_YOUR GOAL_
Return every record below exactly as written, omitting any pictures.

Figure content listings
(begin)

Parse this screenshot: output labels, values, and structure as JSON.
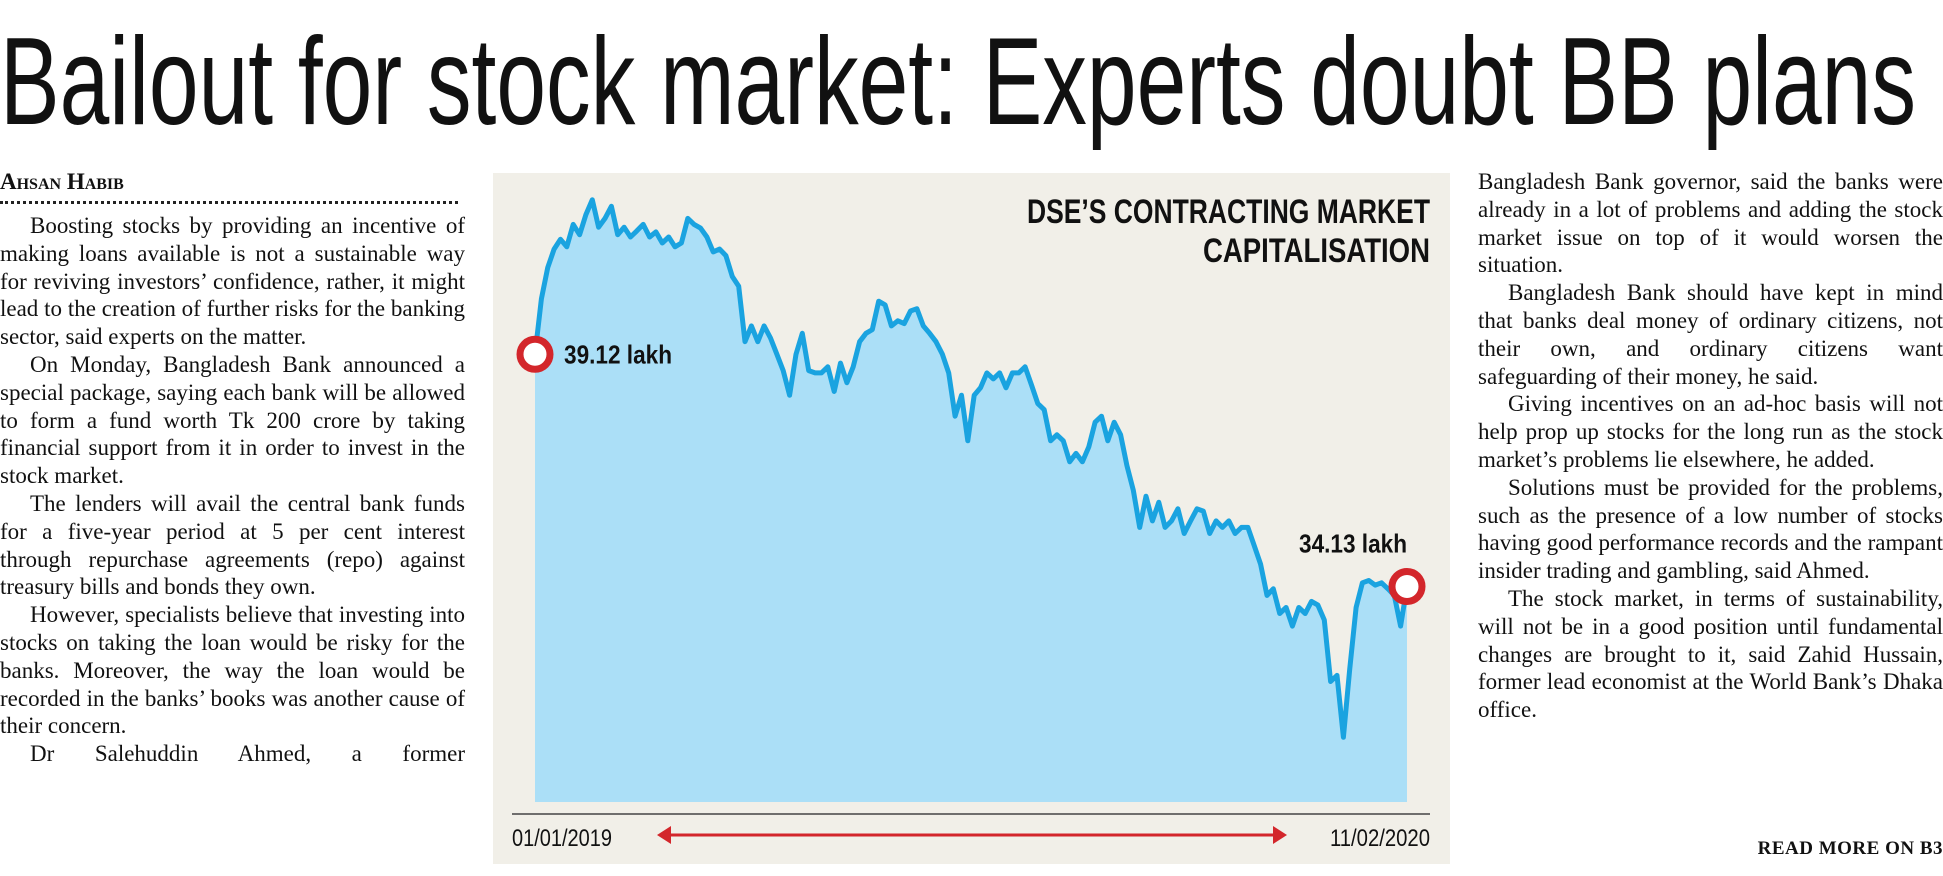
{
  "headline": "Bailout for stock market: Experts doubt BB plans",
  "byline": "Ahsan Habib",
  "article": {
    "left": [
      "Boosting stocks by providing an incentive of making loans available is not a sustainable way for reviving investors’ confidence, rather, it might lead to the creation of further risks for the banking sector, said experts on the matter.",
      "On Monday, Bangladesh Bank announced a special package, saying each bank will be allowed to form a fund worth Tk 200 crore by taking financial support from it in order to invest in the stock market.",
      "The lenders will avail the central bank funds for a five-year period at 5 per cent interest through repurchase agreements (repo) against treasury bills and bonds they own.",
      "However, specialists believe that investing into stocks on taking the loan would be risky for the banks. Moreover, the way the loan would be recorded in the banks’ books was another cause of their concern.",
      "Dr Salehuddin Ahmed, a former"
    ],
    "right": [
      "Bangladesh Bank governor, said the banks were already in a lot of problems and adding the stock market issue on top of it would worsen the situation.",
      "Bangladesh Bank should have kept in mind that banks deal money of ordinary citizens, not their own, and ordinary citizens want safeguarding of their money, he said.",
      "Giving incentives on an ad-hoc basis will not help prop up stocks for the long run as the stock market’s problems lie elsewhere, he added.",
      "Solutions must be provided for the problems, such as the presence of a low number of stocks having good performance records and the rampant insider trading and gambling, said Ahmed.",
      "The stock market, in terms of sustainability, will not be in a good position until fundamental changes are brought to it, said Zahid Hussain, former lead economist at the World Bank’s Dhaka office."
    ]
  },
  "read_more": "READ MORE ON B3",
  "chart_data": {
    "type": "area",
    "title": [
      "DSE’S CONTRACTING MARKET",
      "CAPITALISATION"
    ],
    "color": "#1aa3e0",
    "fill": "#abdff7",
    "marker_color": "#d3262b",
    "ylim": [
      29.5,
      42.8
    ],
    "categories": [
      "01/01/2019",
      null,
      null,
      null,
      null,
      null,
      null,
      null,
      null,
      null,
      null,
      null,
      null,
      null,
      null,
      null,
      null,
      null,
      null,
      null,
      null,
      null,
      null,
      null,
      null,
      null,
      null,
      null,
      null,
      null,
      null,
      null,
      null,
      null,
      null,
      null,
      null,
      null,
      null,
      null,
      null,
      null,
      null,
      null,
      null,
      null,
      null,
      null,
      null,
      null,
      null,
      null,
      null,
      null,
      null,
      null,
      null,
      null,
      null,
      null,
      null,
      null,
      null,
      null,
      null,
      null,
      null,
      null,
      null,
      null,
      null,
      null,
      null,
      null,
      null,
      null,
      null,
      null,
      null,
      null,
      null,
      null,
      null,
      null,
      null,
      null,
      null,
      null,
      null,
      null,
      null,
      null,
      null,
      null,
      null,
      null,
      null,
      null,
      null,
      null,
      null,
      null,
      null,
      null,
      null,
      null,
      null,
      null,
      null,
      null,
      null,
      null,
      null,
      null,
      null,
      null,
      null,
      null,
      null,
      null,
      null,
      null,
      null,
      null,
      null,
      null,
      null,
      null,
      null,
      null,
      null,
      null,
      null,
      null,
      null,
      null,
      null,
      "11/02/2020"
    ],
    "values": [
      39.12,
      40.31,
      40.98,
      41.38,
      41.59,
      41.43,
      41.91,
      41.69,
      42.12,
      42.44,
      41.85,
      42.04,
      42.3,
      41.69,
      41.85,
      41.64,
      41.77,
      41.91,
      41.64,
      41.75,
      41.51,
      41.64,
      41.43,
      41.51,
      42.04,
      41.91,
      41.83,
      41.64,
      41.32,
      41.38,
      41.24,
      40.79,
      40.58,
      39.39,
      39.73,
      39.39,
      39.73,
      39.47,
      39.12,
      38.77,
      38.24,
      39.12,
      39.57,
      38.77,
      38.72,
      38.72,
      38.85,
      38.32,
      38.93,
      38.51,
      38.85,
      39.39,
      39.57,
      39.65,
      40.26,
      40.18,
      39.73,
      39.84,
      39.78,
      40.05,
      40.1,
      39.73,
      39.57,
      39.39,
      39.12,
      38.72,
      37.79,
      38.24,
      37.26,
      38.24,
      38.4,
      38.72,
      38.59,
      38.72,
      38.4,
      38.72,
      38.72,
      38.85,
      38.46,
      38.06,
      37.93,
      37.26,
      37.39,
      37.26,
      36.81,
      36.99,
      36.81,
      37.13,
      37.66,
      37.79,
      37.26,
      37.66,
      37.39,
      36.73,
      36.2,
      35.4,
      36.07,
      35.54,
      35.94,
      35.4,
      35.54,
      35.8,
      35.27,
      35.54,
      35.8,
      35.75,
      35.27,
      35.54,
      35.4,
      35.54,
      35.27,
      35.4,
      35.4,
      35.01,
      34.61,
      33.94,
      34.08,
      33.55,
      33.68,
      33.28,
      33.68,
      33.55,
      33.81,
      33.73,
      33.41,
      32.09,
      32.22,
      30.89,
      32.35,
      33.68,
      34.21,
      34.26,
      34.16,
      34.21,
      34.08,
      33.94,
      33.28,
      34.13
    ],
    "value_labels": [
      "39.12 lakh",
      null,
      null,
      null,
      null,
      null,
      null,
      null,
      null,
      null,
      null,
      null,
      null,
      null,
      null,
      null,
      null,
      null,
      null,
      null,
      null,
      null,
      null,
      null,
      null,
      null,
      null,
      null,
      null,
      null,
      null,
      null,
      null,
      null,
      null,
      null,
      null,
      null,
      null,
      null,
      null,
      null,
      null,
      null,
      null,
      null,
      null,
      null,
      null,
      null,
      null,
      null,
      null,
      null,
      null,
      null,
      null,
      null,
      null,
      null,
      null,
      null,
      null,
      null,
      null,
      null,
      null,
      null,
      null,
      null,
      null,
      null,
      null,
      null,
      null,
      null,
      null,
      null,
      null,
      null,
      null,
      null,
      null,
      null,
      null,
      null,
      null,
      null,
      null,
      null,
      null,
      null,
      null,
      null,
      null,
      null,
      null,
      null,
      null,
      null,
      null,
      null,
      null,
      null,
      null,
      null,
      null,
      null,
      null,
      null,
      null,
      null,
      null,
      null,
      null,
      null,
      null,
      null,
      null,
      null,
      null,
      null,
      null,
      null,
      null,
      null,
      null,
      null,
      null,
      null,
      null,
      null,
      null,
      null,
      null,
      null,
      null,
      "34.13 lakh"
    ]
  }
}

(end)

_PROBLEM SOLUTION_
Parse this screenshot: output labels, values, and structure as JSON.
{
  "headline": "Bailout for stock market: Experts doubt BB plans",
  "byline": "Ahsan Habib",
  "article": {
    "left": [
      "Boosting stocks by providing an incentive of making loans available is not a sustainable way for reviving investors’ confidence, rather, it might lead to the creation of further risks for the banking sector, said experts on the matter.",
      "On Monday, Bangladesh Bank announced a special package, saying each bank will be allowed to form a fund worth Tk 200 crore by taking financial support from it in order to invest in the stock market.",
      "The lenders will avail the central bank funds for a five-year period at 5 per cent interest through repurchase agreements (repo) against treasury bills and bonds they own.",
      "However, specialists believe that investing into stocks on taking the loan would be risky for the banks. Moreover, the way the loan would be recorded in the banks’ books was another cause of their concern.",
      "Dr Salehuddin Ahmed, a former"
    ],
    "right": [
      "Bangladesh Bank governor, said the banks were already in a lot of problems and adding the stock market issue on top of it would worsen the situation.",
      "Bangladesh Bank should have kept in mind that banks deal money of ordinary citizens, not their own, and ordinary citizens want safeguarding of their money, he said.",
      "Giving incentives on an ad-hoc basis will not help prop up stocks for the long run as the stock market’s problems lie elsewhere, he added.",
      "Solutions must be provided for the problems, such as the presence of a low number of stocks having good performance records and the rampant insider trading and gambling, said Ahmed.",
      "The stock market, in terms of sustainability, will not be in a good position until fundamental changes are brought to it, said Zahid Hussain, former lead economist at the World Bank’s Dhaka office."
    ]
  },
  "read_more": "READ MORE ON B3",
  "chart_data": {
    "type": "area",
    "title": [
      "DSE’S CONTRACTING MARKET",
      "CAPITALISATION"
    ],
    "color": "#1aa3e0",
    "fill": "#abdff7",
    "marker_color": "#d3262b",
    "ylim": [
      29.5,
      42.8
    ],
    "categories": [
      "01/01/2019",
      null,
      null,
      null,
      null,
      null,
      null,
      null,
      null,
      null,
      null,
      null,
      null,
      null,
      null,
      null,
      null,
      null,
      null,
      null,
      null,
      null,
      null,
      null,
      null,
      null,
      null,
      null,
      null,
      null,
      null,
      null,
      null,
      null,
      null,
      null,
      null,
      null,
      null,
      null,
      null,
      null,
      null,
      null,
      null,
      null,
      null,
      null,
      null,
      null,
      null,
      null,
      null,
      null,
      null,
      null,
      null,
      null,
      null,
      null,
      null,
      null,
      null,
      null,
      null,
      null,
      null,
      null,
      null,
      null,
      null,
      null,
      null,
      null,
      null,
      null,
      null,
      null,
      null,
      null,
      null,
      null,
      null,
      null,
      null,
      null,
      null,
      null,
      null,
      null,
      null,
      null,
      null,
      null,
      null,
      null,
      null,
      null,
      null,
      null,
      null,
      null,
      null,
      null,
      null,
      null,
      null,
      null,
      null,
      null,
      null,
      null,
      null,
      null,
      null,
      null,
      null,
      null,
      null,
      null,
      null,
      null,
      null,
      null,
      null,
      null,
      null,
      null,
      null,
      null,
      null,
      null,
      null,
      null,
      null,
      null,
      null,
      "11/02/2020"
    ],
    "values": [
      39.12,
      40.31,
      40.98,
      41.38,
      41.59,
      41.43,
      41.91,
      41.69,
      42.12,
      42.44,
      41.85,
      42.04,
      42.3,
      41.69,
      41.85,
      41.64,
      41.77,
      41.91,
      41.64,
      41.75,
      41.51,
      41.64,
      41.43,
      41.51,
      42.04,
      41.91,
      41.83,
      41.64,
      41.32,
      41.38,
      41.24,
      40.79,
      40.58,
      39.39,
      39.73,
      39.39,
      39.73,
      39.47,
      39.12,
      38.77,
      38.24,
      39.12,
      39.57,
      38.77,
      38.72,
      38.72,
      38.85,
      38.32,
      38.93,
      38.51,
      38.85,
      39.39,
      39.57,
      39.65,
      40.26,
      40.18,
      39.73,
      39.84,
      39.78,
      40.05,
      40.1,
      39.73,
      39.57,
      39.39,
      39.12,
      38.72,
      37.79,
      38.24,
      37.26,
      38.24,
      38.4,
      38.72,
      38.59,
      38.72,
      38.4,
      38.72,
      38.72,
      38.85,
      38.46,
      38.06,
      37.93,
      37.26,
      37.39,
      37.26,
      36.81,
      36.99,
      36.81,
      37.13,
      37.66,
      37.79,
      37.26,
      37.66,
      37.39,
      36.73,
      36.2,
      35.4,
      36.07,
      35.54,
      35.94,
      35.4,
      35.54,
      35.8,
      35.27,
      35.54,
      35.8,
      35.75,
      35.27,
      35.54,
      35.4,
      35.54,
      35.27,
      35.4,
      35.4,
      35.01,
      34.61,
      33.94,
      34.08,
      33.55,
      33.68,
      33.28,
      33.68,
      33.55,
      33.81,
      33.73,
      33.41,
      32.09,
      32.22,
      30.89,
      32.35,
      33.68,
      34.21,
      34.26,
      34.16,
      34.21,
      34.08,
      33.94,
      33.28,
      34.13
    ],
    "value_labels": [
      "39.12 lakh",
      null,
      null,
      null,
      null,
      null,
      null,
      null,
      null,
      null,
      null,
      null,
      null,
      null,
      null,
      null,
      null,
      null,
      null,
      null,
      null,
      null,
      null,
      null,
      null,
      null,
      null,
      null,
      null,
      null,
      null,
      null,
      null,
      null,
      null,
      null,
      null,
      null,
      null,
      null,
      null,
      null,
      null,
      null,
      null,
      null,
      null,
      null,
      null,
      null,
      null,
      null,
      null,
      null,
      null,
      null,
      null,
      null,
      null,
      null,
      null,
      null,
      null,
      null,
      null,
      null,
      null,
      null,
      null,
      null,
      null,
      null,
      null,
      null,
      null,
      null,
      null,
      null,
      null,
      null,
      null,
      null,
      null,
      null,
      null,
      null,
      null,
      null,
      null,
      null,
      null,
      null,
      null,
      null,
      null,
      null,
      null,
      null,
      null,
      null,
      null,
      null,
      null,
      null,
      null,
      null,
      null,
      null,
      null,
      null,
      null,
      null,
      null,
      null,
      null,
      null,
      null,
      null,
      null,
      null,
      null,
      null,
      null,
      null,
      null,
      null,
      null,
      null,
      null,
      null,
      null,
      null,
      null,
      null,
      null,
      null,
      null,
      "34.13 lakh"
    ]
  }
}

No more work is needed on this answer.